Saved entries

-- Start --

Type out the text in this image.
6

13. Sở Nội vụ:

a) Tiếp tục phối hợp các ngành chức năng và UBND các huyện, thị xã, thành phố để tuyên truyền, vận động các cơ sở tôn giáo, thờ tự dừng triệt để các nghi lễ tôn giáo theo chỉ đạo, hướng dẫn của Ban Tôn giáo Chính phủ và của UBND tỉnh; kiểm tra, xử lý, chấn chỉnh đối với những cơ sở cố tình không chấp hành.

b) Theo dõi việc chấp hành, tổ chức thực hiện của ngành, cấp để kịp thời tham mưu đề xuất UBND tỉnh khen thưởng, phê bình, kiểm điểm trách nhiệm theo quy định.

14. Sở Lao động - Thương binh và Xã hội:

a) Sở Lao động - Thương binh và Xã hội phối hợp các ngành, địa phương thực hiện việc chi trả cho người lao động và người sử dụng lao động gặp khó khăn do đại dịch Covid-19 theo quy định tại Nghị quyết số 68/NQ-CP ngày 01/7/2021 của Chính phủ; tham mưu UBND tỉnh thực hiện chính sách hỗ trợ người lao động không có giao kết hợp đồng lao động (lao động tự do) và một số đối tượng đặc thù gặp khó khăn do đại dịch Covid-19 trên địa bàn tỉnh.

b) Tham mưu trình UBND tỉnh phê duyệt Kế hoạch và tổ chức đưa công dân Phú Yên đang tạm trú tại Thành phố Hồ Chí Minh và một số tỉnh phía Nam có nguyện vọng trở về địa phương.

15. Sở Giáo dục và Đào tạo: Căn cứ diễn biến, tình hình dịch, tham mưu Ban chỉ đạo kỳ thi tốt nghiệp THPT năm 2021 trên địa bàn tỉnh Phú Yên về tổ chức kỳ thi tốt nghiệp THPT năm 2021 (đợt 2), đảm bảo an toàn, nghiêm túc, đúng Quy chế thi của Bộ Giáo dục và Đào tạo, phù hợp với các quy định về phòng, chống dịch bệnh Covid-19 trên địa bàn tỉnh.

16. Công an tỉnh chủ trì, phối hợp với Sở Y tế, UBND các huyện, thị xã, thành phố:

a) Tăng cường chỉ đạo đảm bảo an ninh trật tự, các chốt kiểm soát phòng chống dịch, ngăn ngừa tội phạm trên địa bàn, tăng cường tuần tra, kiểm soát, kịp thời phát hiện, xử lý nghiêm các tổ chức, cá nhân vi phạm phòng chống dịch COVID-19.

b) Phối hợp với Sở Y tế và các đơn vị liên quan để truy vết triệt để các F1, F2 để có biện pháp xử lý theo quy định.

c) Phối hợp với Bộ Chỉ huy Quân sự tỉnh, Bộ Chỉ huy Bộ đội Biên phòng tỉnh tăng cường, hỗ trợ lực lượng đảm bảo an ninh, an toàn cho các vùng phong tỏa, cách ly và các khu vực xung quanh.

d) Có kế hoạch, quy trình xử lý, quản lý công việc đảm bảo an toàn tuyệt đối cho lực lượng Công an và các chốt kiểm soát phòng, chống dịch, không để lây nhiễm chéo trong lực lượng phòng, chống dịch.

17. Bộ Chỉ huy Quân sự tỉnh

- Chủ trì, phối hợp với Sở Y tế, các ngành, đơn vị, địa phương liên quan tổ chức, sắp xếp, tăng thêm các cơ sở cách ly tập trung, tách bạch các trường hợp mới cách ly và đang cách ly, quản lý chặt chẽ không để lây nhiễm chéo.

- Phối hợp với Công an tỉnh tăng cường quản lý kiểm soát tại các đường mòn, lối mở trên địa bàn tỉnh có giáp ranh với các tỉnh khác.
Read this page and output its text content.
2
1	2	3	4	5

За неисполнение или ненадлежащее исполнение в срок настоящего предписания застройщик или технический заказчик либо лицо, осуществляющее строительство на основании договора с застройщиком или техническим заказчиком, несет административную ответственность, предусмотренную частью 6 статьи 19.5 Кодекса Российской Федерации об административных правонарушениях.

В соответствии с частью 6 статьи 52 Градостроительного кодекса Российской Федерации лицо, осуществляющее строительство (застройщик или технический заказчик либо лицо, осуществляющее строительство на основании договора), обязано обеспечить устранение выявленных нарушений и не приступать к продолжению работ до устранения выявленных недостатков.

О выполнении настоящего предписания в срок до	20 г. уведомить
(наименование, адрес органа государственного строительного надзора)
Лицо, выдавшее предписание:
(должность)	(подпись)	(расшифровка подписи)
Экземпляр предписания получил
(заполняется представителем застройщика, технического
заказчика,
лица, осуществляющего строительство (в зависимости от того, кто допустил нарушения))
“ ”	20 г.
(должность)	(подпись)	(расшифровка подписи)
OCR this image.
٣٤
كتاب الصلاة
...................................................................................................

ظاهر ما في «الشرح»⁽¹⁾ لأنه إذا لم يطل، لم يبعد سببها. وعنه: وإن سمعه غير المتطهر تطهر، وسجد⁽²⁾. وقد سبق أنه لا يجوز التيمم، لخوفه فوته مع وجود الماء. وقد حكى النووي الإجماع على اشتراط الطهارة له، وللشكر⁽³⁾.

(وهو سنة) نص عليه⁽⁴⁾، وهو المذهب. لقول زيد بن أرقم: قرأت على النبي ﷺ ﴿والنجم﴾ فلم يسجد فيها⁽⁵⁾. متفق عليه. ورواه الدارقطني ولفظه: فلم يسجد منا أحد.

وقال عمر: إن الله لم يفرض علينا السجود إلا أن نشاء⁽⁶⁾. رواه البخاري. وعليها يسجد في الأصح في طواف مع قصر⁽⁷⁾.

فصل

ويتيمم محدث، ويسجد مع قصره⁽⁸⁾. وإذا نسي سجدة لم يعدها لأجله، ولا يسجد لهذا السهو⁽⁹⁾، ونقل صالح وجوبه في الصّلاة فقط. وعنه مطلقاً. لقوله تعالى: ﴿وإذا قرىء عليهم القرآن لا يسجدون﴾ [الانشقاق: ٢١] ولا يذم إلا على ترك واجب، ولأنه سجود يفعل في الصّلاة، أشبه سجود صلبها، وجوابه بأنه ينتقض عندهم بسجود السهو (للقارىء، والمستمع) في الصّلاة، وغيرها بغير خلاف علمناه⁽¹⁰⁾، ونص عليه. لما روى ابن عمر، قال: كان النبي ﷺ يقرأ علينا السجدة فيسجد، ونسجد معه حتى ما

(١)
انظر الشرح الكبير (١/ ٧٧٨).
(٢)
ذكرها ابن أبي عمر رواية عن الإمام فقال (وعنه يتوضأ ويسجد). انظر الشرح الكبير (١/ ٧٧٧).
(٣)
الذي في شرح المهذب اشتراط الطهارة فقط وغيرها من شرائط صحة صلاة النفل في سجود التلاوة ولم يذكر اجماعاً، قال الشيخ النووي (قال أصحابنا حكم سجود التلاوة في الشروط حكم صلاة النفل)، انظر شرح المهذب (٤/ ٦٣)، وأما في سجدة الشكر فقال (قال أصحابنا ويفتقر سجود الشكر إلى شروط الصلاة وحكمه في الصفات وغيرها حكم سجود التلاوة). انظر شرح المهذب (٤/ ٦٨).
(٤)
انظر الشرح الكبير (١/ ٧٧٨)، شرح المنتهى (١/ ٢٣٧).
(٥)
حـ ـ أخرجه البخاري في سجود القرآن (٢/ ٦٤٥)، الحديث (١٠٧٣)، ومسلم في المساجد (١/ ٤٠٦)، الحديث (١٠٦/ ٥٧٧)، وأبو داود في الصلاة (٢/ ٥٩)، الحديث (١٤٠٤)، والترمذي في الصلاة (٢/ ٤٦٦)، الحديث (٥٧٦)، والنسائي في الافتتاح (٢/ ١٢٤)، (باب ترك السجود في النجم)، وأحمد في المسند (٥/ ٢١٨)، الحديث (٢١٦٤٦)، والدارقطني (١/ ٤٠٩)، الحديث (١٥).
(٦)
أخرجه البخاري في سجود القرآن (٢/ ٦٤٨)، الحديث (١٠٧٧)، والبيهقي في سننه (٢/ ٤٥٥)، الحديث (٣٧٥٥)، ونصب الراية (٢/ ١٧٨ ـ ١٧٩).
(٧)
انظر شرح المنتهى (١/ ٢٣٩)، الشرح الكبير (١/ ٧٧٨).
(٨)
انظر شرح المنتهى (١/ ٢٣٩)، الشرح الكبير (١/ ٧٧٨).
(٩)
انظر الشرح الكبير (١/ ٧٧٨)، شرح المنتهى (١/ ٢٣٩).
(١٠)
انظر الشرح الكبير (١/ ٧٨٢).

-- End --

Give only the number of lines in the entries above that contain the string "this".

3